### READING PASSAGE

<<<<

It is easy to forget that our children look to us to inform the decisions they make. This is particularly true regarding our personal use of alcohol. Positive role modeling has a direct impact on the choices your child will make. Serve as a positive role model by not drinking excessively, by avoiding alcohol consumption in high-risk situations (e.g., when driving a motor vehicle, while boating, and while operating machinery), and by seeking professional help for alcohol-related problems. Here are a few tips.

Avoid Story Telling. Everyone enjoys a good story, but you may want to consider saving your stories about any drinking habits you may have had when you were younger or when you were in college, for a later time in your child’s life. If your child hears you tell stories about the way you used to party, they may interpret it to mean that you are okay with them partying. It is also easy for your child to believe, “If my parent did it and they’re okay, I will be too.” This can be especially harmful because of how trends or even chemicals have changed over time. There are current trends of college students drinking hard alcohol straight rather than mixed with something like pop or juice. This trend makes it easy to consume a great deal of alcohol in a short amount of time, sometimes unknowingly. Marijuana, for example, is 4.5 - 27 times stronger now than it was in 1976 (National Institute on Drug Abuse, 2012).

I’ve already shared stories…now what? If you’ve already shared stories, be sure to have another conversation with your child making it clear what your expectations are. Let your child know of times when you made wise decisions regarding alcohol and what you learned from decisions you wouldn’t make again now.

Practice Low-Risk Use. Expecting your child to wait until they are 21 to consume alcohol doesn’t mean you can’t drink until they are 21 too. When you choose to drink, make decisions that demonstrate low-risk alcohol consumption. Here are a few tips to follow:

  • Have a plan before you start, share with your child what that plan is. Will you be driving? Who will you be with? Do you know how many you want to drink?
  • Keep it to one standard drink an hour. It takes the body a little over one hour to digest one standard drink, keeping it down to one an hour keeps your risks down too.
  • 3 or 4, no more. Remember that 4 or more drinks for women, 5 or more for men, is considered binge drinking. Set a cap for yourself of no more than three (for women) or four (for men).
  • Avoid highs and lows. Each time you’ve had a rough day, are you finishing the day with a drink? If so, you could be sending a message to your child that drinking alcohol when something is not going well is a good idea. Similarly, is there always alcohol around in times of celebration? If so, it could be sending the message that celebrations should include alcohol. How do you model alcohol use?

 

 

You are watching television with your son when a story comes on the news reporting a drunk driving crash.

What to Say
"I am so proud of the choices you have made and hope that you would never choose to drink and drive. I bet you could lose your scholarship/job if you did that.”

Suggestions for Parents on How to Communicate with their Children via Text Messages 

 
Here are some texting examples:
  • Hope UR having fun. Stay smart. Luv u
  • Be ur self. Be safe
  • I’m lucky ur my kid. Luv u
  • Thx for being so great. Have fun. Stay safe
  • If u need me – call me
  • Remember, I trust u. Love ya
  • Remember our talk. Love u and have fun.
  • Be careful and have fun.
  • Let me know where u r when u have a min. thx
  • Give me a call when u get a chance. Luv u
  • I’m always here if u need to talk.
  • Luv u.

 

National Institute on Drug Abuse (2012). North Dakota University System (2013).

>>>>

### ENTRIES SUPPLIED
<<<<

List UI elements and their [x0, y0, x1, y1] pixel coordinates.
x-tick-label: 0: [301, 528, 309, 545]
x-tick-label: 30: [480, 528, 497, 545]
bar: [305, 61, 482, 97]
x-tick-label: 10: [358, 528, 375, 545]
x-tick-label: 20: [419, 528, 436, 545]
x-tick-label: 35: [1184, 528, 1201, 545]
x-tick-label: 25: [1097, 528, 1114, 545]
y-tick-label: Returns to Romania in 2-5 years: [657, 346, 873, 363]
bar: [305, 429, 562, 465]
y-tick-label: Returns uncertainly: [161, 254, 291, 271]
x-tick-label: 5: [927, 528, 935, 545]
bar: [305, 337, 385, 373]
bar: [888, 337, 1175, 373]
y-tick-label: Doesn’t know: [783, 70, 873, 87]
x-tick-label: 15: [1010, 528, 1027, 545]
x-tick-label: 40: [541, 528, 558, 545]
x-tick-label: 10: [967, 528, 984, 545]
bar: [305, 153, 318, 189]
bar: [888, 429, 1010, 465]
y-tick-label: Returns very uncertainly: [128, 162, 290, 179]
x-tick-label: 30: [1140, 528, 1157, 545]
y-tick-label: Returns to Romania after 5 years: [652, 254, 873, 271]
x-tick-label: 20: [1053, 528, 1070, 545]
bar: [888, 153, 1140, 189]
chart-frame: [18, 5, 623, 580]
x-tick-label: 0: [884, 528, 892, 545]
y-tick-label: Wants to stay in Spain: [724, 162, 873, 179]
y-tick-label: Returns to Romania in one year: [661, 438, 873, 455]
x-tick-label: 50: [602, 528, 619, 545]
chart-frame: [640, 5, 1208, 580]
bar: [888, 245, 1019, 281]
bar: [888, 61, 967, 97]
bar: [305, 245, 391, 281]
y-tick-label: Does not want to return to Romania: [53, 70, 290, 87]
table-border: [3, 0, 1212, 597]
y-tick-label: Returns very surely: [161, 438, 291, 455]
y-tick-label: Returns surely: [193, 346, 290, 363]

>>>>

### PROBLEM TO SOLVE
Set down the passage above on parents modeling alcohol use, word for word, between "Here are some" and "need to talk.", inclusive.

### COMPLETED TASK
Here are some texting examples:
  • Hope UR having fun. Stay smart. Luv u
  • Be ur self. Be safe
  • I’m lucky ur my kid. Luv u
  • Thx for being so great. Have fun. Stay safe
  • If u need me – call me
  • Remember, I trust u. Love ya
  • Remember our talk. Love u and have fun.
  • Be careful and have fun.
  • Let me know where u r when u have a min. thx
  • Give me a call when u get a chance. Luv u
  • I’m always here if u need to talk.